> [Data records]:
* * *
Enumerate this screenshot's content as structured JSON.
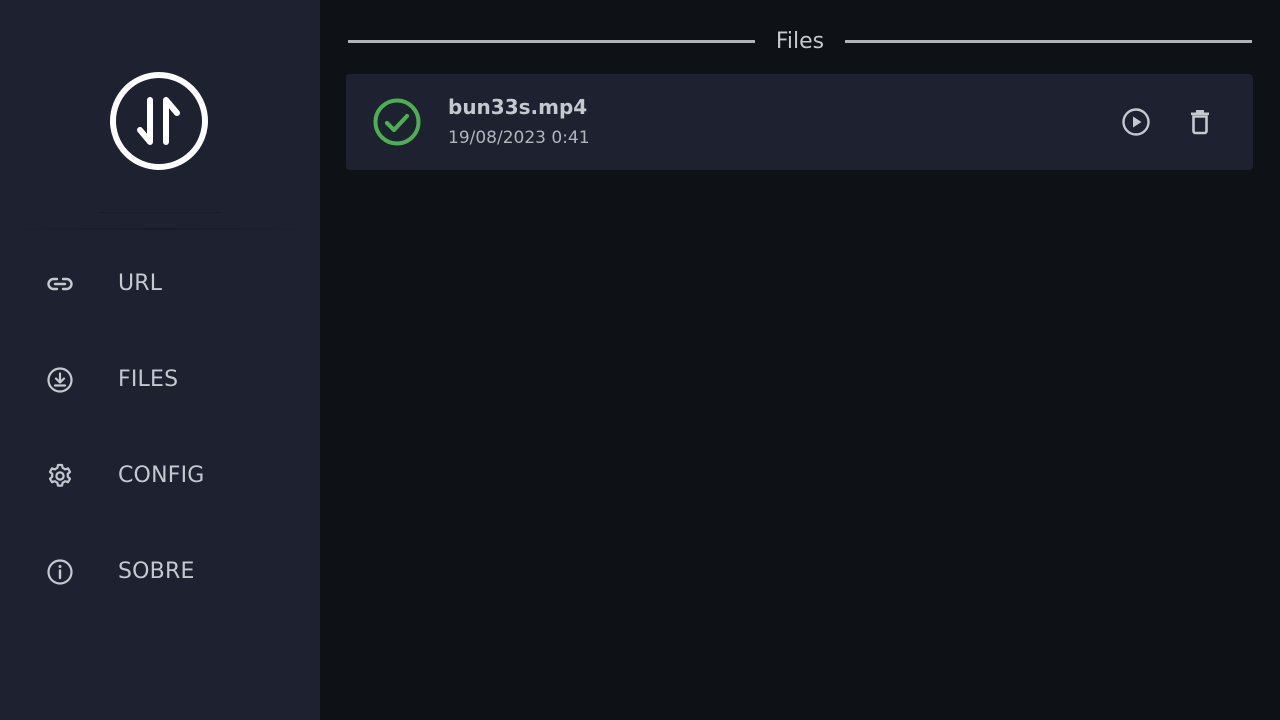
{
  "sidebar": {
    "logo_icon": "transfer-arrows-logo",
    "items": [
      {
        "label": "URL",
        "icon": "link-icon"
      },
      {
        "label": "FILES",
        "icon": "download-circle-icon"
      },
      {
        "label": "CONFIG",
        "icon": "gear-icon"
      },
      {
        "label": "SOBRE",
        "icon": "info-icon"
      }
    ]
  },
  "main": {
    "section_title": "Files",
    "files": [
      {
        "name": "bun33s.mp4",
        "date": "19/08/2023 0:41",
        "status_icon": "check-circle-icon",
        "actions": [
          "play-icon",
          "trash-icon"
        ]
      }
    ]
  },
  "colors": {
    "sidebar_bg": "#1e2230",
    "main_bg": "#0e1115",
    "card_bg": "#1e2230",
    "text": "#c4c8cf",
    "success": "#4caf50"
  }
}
* * *
> [GIVEN REQUEST]:
Copy every line of the material in which the word "circle" occurs.

> [THE REPLY]:
        "icon": "download-circle-icon"
        "status_icon": "check-circle-icon",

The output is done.